[Saved entries]

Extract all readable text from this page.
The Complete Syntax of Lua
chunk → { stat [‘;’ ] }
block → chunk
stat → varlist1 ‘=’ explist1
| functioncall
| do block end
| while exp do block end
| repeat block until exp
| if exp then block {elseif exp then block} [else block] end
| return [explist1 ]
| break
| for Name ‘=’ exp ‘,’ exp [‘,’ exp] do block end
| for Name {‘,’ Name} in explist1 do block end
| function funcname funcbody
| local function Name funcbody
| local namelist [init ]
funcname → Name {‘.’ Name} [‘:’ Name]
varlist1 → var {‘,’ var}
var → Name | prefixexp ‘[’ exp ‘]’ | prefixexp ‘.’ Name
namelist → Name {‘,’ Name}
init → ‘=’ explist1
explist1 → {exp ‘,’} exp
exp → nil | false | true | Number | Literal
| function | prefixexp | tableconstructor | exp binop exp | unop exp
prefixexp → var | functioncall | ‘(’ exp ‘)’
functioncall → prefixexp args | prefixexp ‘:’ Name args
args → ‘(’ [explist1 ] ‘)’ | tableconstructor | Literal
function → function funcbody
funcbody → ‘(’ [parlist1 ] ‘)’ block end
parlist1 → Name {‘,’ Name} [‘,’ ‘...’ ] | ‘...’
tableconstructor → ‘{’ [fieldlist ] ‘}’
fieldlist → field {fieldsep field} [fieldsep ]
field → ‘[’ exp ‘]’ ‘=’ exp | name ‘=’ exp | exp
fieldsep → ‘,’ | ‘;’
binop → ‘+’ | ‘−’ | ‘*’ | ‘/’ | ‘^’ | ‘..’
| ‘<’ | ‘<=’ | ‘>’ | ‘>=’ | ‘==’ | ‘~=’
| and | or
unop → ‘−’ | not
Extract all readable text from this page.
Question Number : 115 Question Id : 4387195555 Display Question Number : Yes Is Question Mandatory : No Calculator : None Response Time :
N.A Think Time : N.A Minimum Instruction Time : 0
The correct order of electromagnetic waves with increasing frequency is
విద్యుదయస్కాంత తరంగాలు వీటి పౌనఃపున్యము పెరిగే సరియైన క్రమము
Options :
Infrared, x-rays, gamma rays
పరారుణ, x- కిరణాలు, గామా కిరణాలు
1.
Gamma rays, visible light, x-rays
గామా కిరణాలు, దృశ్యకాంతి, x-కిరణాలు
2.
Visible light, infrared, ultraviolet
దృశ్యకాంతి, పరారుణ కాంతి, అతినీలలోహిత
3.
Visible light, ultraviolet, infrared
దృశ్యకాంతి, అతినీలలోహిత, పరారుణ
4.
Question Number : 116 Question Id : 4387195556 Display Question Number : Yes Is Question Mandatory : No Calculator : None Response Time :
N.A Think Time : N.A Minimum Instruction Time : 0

==

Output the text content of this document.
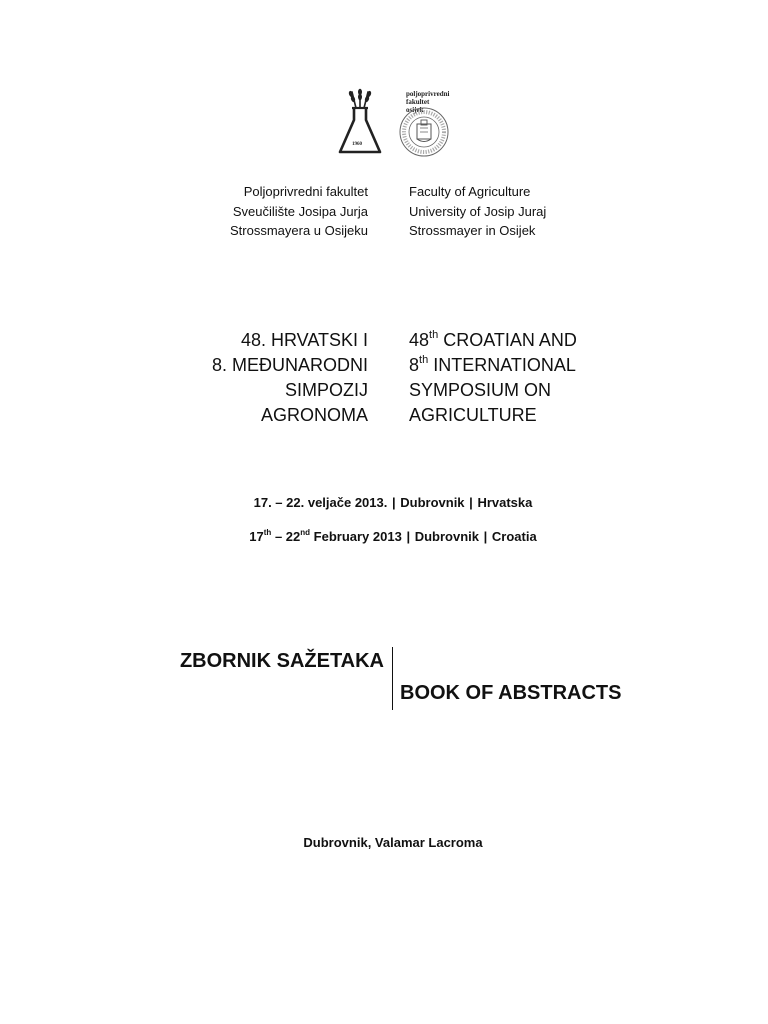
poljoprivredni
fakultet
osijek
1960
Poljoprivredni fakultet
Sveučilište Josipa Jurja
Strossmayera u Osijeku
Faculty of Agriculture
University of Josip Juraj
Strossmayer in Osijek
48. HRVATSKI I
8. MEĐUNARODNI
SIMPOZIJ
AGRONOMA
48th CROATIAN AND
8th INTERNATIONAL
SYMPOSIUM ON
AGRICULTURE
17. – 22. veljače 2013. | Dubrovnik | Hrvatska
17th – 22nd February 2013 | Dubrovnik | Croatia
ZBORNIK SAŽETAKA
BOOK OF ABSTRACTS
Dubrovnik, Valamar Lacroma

* * *

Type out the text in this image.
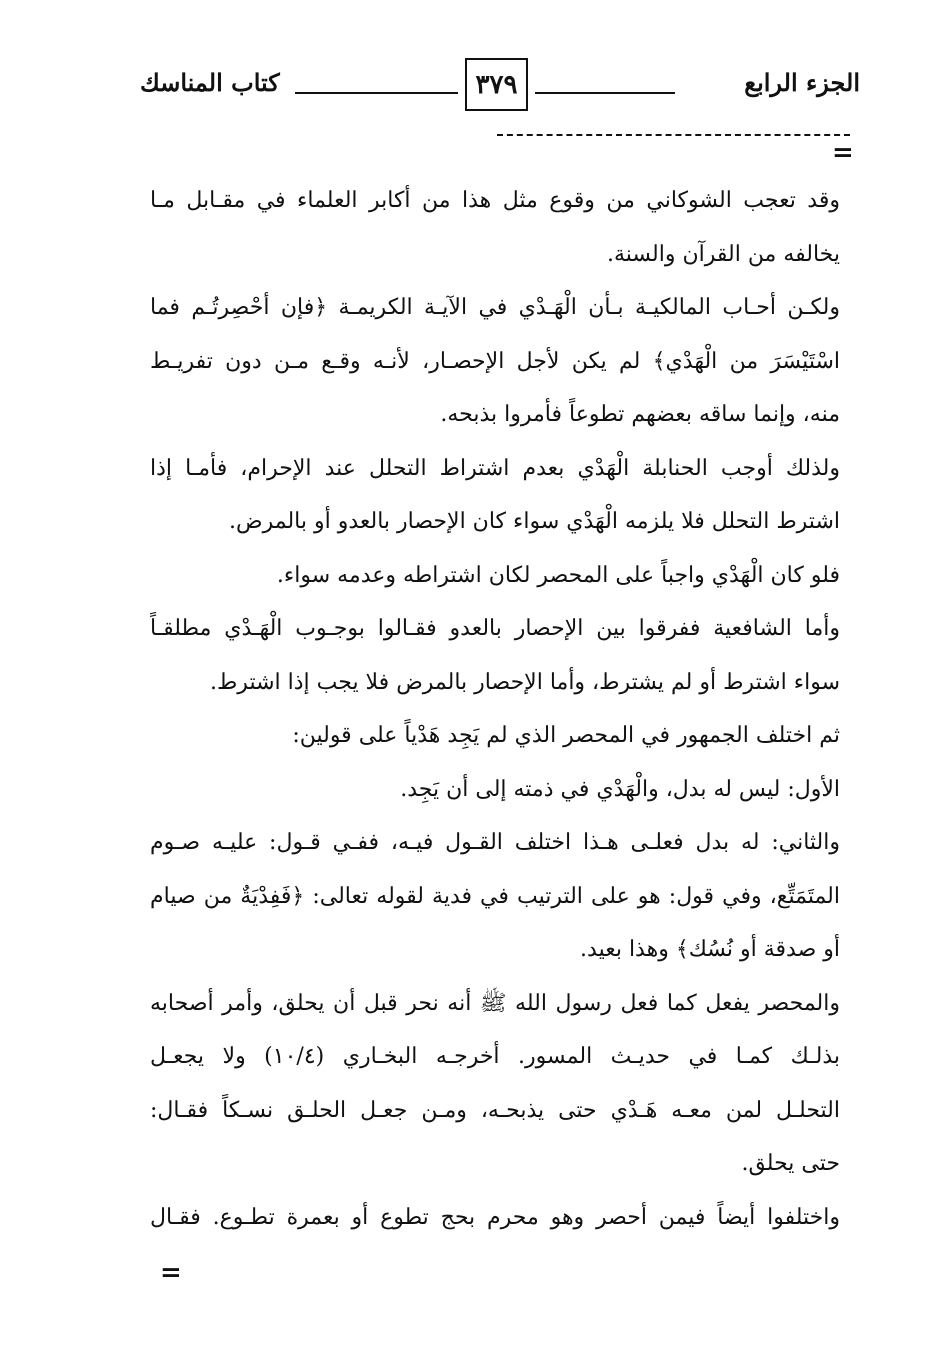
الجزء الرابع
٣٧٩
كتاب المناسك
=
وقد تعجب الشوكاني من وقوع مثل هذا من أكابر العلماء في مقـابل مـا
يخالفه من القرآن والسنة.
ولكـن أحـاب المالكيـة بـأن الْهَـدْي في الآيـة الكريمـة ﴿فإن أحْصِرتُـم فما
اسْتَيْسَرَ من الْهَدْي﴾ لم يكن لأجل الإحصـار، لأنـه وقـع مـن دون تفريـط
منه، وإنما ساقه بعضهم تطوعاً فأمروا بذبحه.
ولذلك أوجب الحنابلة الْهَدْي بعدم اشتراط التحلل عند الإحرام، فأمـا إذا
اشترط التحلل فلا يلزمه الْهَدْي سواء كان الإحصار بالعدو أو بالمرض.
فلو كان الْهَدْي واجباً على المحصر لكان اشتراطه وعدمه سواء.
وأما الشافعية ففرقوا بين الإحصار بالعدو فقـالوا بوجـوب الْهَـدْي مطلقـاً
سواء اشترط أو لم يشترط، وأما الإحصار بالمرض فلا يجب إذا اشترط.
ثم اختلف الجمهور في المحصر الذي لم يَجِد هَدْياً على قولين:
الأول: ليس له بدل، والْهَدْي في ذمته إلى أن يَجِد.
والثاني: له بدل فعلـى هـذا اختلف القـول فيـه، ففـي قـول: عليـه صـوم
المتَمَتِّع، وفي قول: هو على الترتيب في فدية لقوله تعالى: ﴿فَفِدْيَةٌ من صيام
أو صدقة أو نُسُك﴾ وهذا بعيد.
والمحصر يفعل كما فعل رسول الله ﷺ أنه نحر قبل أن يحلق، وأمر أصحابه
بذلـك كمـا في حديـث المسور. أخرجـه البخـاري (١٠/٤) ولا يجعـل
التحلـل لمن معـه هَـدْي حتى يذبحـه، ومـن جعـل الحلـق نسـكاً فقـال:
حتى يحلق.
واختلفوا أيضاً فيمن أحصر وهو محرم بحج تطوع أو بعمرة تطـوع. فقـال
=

• GOAL OF THE EXERCISE
Search the data above for the string "Number" and return every line that has it.

• COMPLETE RESPONSE
exp → nil | false | true | Number | Literal
Question Number : 115 Question Id : 4387195555 Display Question Number : Yes Is Question Mandatory : No Calculator : None Response Time :
Question Number : 116 Question Id : 4387195556 Display Question Number : Yes Is Question Mandatory : No Calculator : None Response Time :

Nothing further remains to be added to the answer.